■ **DIRECTIONS FOR THIS TASK**: Look through the listing below and work out how many of its lines hold the word "Link". Give only the number.

** begin SUPPLIED DATA **

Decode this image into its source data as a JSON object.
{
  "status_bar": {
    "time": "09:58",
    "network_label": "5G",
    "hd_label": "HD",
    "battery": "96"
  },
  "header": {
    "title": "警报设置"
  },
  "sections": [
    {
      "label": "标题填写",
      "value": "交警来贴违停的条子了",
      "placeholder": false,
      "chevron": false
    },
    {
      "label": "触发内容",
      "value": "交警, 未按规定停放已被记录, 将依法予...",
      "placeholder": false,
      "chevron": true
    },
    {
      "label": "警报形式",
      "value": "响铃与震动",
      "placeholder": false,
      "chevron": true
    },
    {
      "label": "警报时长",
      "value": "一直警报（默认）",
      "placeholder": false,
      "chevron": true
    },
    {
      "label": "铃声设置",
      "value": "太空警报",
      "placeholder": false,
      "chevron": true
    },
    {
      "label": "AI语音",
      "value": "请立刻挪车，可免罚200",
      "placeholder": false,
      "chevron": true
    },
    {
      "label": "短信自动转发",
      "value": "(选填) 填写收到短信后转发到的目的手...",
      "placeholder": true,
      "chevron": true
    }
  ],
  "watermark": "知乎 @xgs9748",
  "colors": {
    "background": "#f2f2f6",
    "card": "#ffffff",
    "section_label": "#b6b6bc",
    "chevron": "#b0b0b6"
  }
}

** end SUPPLIED DATA **
** begin SUPPLIED DATA **

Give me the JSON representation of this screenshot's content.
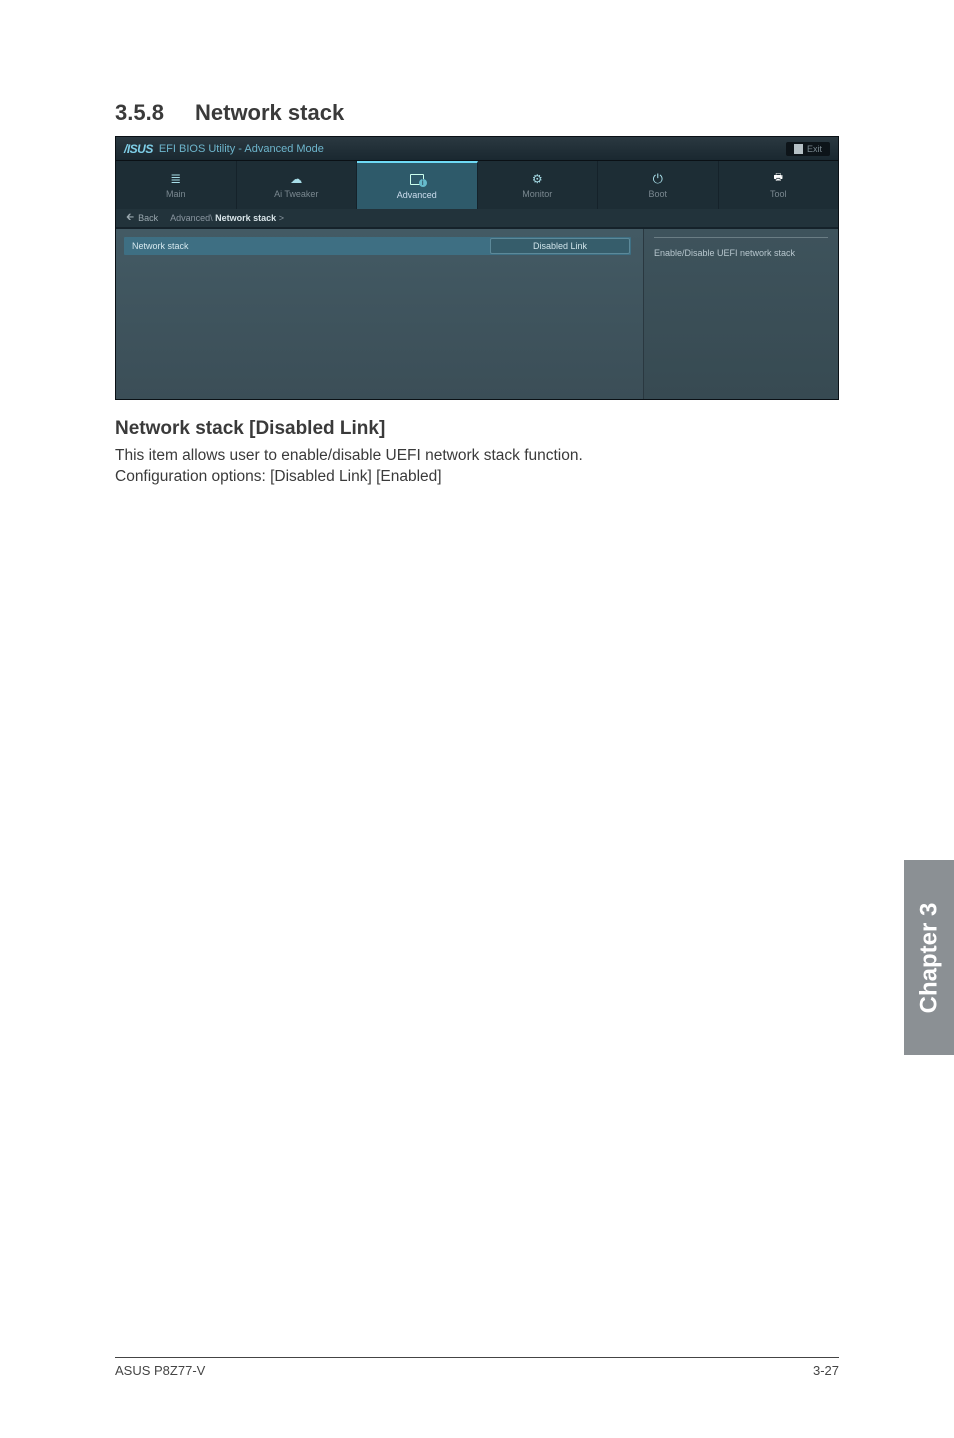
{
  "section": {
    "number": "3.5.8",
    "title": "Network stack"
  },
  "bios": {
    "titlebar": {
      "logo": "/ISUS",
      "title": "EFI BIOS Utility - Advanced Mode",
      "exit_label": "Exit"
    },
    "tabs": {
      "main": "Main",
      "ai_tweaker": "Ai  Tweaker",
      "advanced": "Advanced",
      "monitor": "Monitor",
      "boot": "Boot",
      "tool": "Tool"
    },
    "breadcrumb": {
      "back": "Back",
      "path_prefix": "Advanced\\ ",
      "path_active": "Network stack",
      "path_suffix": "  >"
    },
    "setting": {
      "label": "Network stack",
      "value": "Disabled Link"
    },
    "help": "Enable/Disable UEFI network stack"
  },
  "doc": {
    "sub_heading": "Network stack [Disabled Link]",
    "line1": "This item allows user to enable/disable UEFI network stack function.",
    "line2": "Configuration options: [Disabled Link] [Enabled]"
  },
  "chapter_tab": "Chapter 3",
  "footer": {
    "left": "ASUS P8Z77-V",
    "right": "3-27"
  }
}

** end SUPPLIED DATA **

■ **SOLUTION FOR THIS TASK**: 3